Extracted material —
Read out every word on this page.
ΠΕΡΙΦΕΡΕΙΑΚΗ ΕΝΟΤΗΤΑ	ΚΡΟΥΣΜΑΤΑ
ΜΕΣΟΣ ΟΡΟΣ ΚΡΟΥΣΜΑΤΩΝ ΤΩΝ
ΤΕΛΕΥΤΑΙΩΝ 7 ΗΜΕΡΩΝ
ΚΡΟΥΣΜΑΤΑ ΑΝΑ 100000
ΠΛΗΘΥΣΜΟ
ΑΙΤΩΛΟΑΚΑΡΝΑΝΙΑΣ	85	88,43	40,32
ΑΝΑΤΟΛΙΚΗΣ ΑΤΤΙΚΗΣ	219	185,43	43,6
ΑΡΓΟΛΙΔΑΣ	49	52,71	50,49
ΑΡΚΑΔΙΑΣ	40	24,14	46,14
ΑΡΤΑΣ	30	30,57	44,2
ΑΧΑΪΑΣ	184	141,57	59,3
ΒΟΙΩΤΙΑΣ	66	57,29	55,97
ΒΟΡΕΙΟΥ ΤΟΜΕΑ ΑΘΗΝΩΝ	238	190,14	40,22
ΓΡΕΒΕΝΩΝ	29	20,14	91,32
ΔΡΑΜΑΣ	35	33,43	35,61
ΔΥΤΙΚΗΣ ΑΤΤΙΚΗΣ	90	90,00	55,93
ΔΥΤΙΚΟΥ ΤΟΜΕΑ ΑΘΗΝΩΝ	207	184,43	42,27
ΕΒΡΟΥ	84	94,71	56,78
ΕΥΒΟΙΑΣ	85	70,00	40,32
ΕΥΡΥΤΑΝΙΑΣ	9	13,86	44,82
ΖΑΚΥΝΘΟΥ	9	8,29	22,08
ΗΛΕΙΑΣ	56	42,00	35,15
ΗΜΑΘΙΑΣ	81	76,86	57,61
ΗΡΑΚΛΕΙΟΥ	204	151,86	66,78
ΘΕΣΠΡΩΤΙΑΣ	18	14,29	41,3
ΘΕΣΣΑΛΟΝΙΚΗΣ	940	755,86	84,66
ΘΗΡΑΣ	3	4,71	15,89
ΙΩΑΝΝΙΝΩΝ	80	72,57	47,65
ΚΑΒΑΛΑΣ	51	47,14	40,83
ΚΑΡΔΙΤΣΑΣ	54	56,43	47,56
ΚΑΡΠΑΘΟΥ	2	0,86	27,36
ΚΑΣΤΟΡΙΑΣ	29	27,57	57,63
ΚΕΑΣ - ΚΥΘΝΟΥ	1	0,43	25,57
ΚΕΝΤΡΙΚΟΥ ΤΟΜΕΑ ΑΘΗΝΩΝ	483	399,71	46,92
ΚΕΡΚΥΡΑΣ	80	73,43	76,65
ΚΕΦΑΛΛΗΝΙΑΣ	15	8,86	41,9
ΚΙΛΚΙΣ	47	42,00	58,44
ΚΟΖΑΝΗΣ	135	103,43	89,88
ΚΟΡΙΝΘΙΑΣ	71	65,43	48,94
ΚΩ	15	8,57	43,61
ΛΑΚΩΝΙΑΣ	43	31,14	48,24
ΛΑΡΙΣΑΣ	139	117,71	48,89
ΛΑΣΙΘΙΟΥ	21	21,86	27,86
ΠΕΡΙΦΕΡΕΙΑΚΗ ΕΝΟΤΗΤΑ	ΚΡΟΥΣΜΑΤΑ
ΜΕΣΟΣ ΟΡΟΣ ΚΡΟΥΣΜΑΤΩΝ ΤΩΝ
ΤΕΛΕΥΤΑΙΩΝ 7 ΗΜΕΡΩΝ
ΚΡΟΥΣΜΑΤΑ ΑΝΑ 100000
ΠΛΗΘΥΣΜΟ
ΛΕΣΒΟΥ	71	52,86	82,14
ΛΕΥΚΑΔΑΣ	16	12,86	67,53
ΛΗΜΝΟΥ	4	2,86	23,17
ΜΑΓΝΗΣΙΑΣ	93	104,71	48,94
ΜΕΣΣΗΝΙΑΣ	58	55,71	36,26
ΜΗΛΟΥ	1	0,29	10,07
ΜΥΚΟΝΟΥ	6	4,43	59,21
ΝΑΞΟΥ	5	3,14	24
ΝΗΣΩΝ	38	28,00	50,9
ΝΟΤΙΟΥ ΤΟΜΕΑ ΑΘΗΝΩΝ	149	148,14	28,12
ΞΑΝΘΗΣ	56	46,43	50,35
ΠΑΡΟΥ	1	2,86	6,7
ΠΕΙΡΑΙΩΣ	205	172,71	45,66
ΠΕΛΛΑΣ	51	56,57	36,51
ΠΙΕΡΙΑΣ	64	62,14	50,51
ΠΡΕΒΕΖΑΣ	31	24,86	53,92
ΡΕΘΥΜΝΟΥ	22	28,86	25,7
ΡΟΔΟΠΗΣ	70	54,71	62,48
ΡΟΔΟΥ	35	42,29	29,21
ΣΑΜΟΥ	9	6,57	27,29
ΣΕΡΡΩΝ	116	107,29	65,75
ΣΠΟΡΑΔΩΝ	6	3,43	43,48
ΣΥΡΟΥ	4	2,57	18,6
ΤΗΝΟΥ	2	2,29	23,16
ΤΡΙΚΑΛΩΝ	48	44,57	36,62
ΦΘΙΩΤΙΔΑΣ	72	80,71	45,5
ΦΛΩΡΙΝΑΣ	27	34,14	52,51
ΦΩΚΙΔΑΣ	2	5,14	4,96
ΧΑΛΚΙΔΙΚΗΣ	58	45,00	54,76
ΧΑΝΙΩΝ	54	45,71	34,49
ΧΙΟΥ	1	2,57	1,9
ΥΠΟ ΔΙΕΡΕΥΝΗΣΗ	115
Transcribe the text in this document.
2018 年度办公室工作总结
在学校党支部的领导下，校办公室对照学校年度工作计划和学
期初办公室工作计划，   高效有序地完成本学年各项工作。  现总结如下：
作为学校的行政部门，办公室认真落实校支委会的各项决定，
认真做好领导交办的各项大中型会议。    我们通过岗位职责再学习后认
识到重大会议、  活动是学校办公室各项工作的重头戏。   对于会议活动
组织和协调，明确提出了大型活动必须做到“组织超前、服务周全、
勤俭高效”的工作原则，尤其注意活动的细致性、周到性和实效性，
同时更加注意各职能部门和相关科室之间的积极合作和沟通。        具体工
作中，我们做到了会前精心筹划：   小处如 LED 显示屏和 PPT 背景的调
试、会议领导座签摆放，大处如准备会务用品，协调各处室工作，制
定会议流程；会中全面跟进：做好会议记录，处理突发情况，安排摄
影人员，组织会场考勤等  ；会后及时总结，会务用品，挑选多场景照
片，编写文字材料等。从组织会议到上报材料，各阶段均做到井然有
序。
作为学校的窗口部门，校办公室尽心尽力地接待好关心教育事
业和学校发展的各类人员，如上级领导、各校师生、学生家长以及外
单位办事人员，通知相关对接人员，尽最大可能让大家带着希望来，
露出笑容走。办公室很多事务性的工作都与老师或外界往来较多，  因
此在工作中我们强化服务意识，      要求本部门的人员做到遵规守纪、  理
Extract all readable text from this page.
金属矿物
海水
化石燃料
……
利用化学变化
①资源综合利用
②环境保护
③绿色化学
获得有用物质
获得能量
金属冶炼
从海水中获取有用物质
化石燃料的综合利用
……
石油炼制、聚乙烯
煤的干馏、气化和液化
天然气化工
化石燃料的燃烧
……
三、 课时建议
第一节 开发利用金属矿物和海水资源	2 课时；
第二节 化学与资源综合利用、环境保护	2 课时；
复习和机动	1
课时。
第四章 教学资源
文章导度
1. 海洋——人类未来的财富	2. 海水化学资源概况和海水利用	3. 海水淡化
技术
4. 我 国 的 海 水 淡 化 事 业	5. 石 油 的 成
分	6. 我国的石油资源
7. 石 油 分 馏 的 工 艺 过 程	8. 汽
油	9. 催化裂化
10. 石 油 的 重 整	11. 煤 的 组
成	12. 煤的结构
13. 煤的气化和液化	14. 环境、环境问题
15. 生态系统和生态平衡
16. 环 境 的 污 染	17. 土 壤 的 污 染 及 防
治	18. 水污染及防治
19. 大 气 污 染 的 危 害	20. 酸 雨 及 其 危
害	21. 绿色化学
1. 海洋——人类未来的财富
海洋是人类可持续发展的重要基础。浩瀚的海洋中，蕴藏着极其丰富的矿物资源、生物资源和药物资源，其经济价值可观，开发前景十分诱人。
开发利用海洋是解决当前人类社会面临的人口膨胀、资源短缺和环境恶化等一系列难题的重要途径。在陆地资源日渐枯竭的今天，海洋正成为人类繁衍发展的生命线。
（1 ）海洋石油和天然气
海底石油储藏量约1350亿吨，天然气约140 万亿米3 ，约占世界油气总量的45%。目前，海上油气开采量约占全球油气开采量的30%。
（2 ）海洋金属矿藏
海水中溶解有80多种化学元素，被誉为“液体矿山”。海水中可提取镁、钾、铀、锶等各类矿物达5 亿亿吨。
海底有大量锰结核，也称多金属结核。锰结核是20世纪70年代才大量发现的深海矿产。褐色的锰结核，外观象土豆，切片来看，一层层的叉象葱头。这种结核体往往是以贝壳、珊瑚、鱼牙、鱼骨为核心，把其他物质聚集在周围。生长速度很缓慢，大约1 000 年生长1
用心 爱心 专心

Required task — Report how many lines in these entries contain "ΑΘΗΝΩΝ". Answer with the number only.

Problem solution — 4